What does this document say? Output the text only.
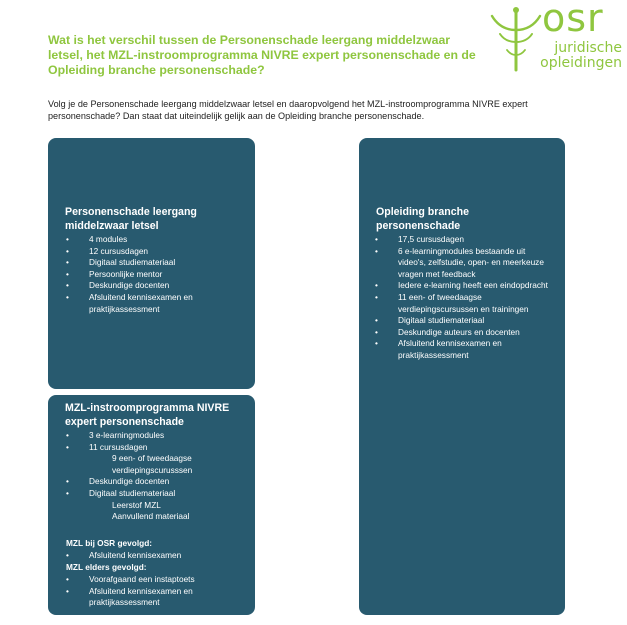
Wat is het verschil tussen de Personenschade leergang middelzwaar letsel, het MZL-instroomprogramma NIVRE expert personenschade en de Opleiding branche personenschade?
osr
juridische
opleidingen
Volg je de Personenschade leergang middelzwaar letsel en daaropvolgend het MZL-instroomprogramma NIVRE expert personenschade? Dan staat dat uiteindelijk gelijk aan de Opleiding branche personenschade.
Personenschade leergang middelzwaar letsel
• 4 modules
• 12 cursusdagen
• Digitaal studiemateriaal
• Persoonlijke mentor
• Deskundige docenten
• Afsluitend kennisexamen en praktijkassessment
MZL-instroomprogramma NIVRE expert personenschade
• 3 e-learningmodules
• 11 cursusdagen
9 een- of tweedaagse verdiepingscurusssen
• Deskundige docenten
• Digitaal studiemateriaal
Leerstof MZL
Aanvullend materiaal
MZL bij OSR gevolgd:
• Afsluitend kennisexamen
MZL elders gevolgd:
• Voorafgaand een instaptoets
• Afsluitend kennisexamen en praktijkassessment
Opleiding branche personenschade
• 17,5 cursusdagen
• 6 e-learningmodules bestaande uit video's, zelfstudie, open- en meerkeuze vragen met feedback
• Iedere e-learning heeft een eindopdracht
• 11 een- of tweedaagse verdiepingscursussen en trainingen
• Digitaal studiemateriaal
• Deskundige auteurs en docenten
• Afsluitend kennisexamen en praktijkassessment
::::::
- [What you are asked to do]:
Any pictures should be dropped; transcribe the rest of the records above exactly.

- [Worked solution]:
What does this document say? Output the text only.
Wat is het verschil tussen de Personenschade leergang middelzwaar letsel, het MZL-instroomprogramma NIVRE expert personenschade en de Opleiding branche personenschade?
osr
juridische
opleidingen
Volg je de Personenschade leergang middelzwaar letsel en daaropvolgend het MZL-instroomprogramma NIVRE expert personenschade? Dan staat dat uiteindelijk gelijk aan de Opleiding branche personenschade.
Personenschade leergang middelzwaar letsel
• 4 modules
• 12 cursusdagen
• Digitaal studiemateriaal
• Persoonlijke mentor
• Deskundige docenten
• Afsluitend kennisexamen en praktijkassessment
MZL-instroomprogramma NIVRE expert personenschade
• 3 e-learningmodules
• 11 cursusdagen
9 een- of tweedaagse verdiepingscurusssen
• Deskundige docenten
• Digitaal studiemateriaal
Leerstof MZL
Aanvullend materiaal
MZL bij OSR gevolgd:
• Afsluitend kennisexamen
MZL elders gevolgd:
• Voorafgaand een instaptoets
• Afsluitend kennisexamen en praktijkassessment
Opleiding branche personenschade
• 17,5 cursusdagen
• 6 e-learningmodules bestaande uit video's, zelfstudie, open- en meerkeuze vragen met feedback
• Iedere e-learning heeft een eindopdracht
• 11 een- of tweedaagse verdiepingscursussen en trainingen
• Digitaal studiemateriaal
• Deskundige auteurs en docenten
• Afsluitend kennisexamen en praktijkassessment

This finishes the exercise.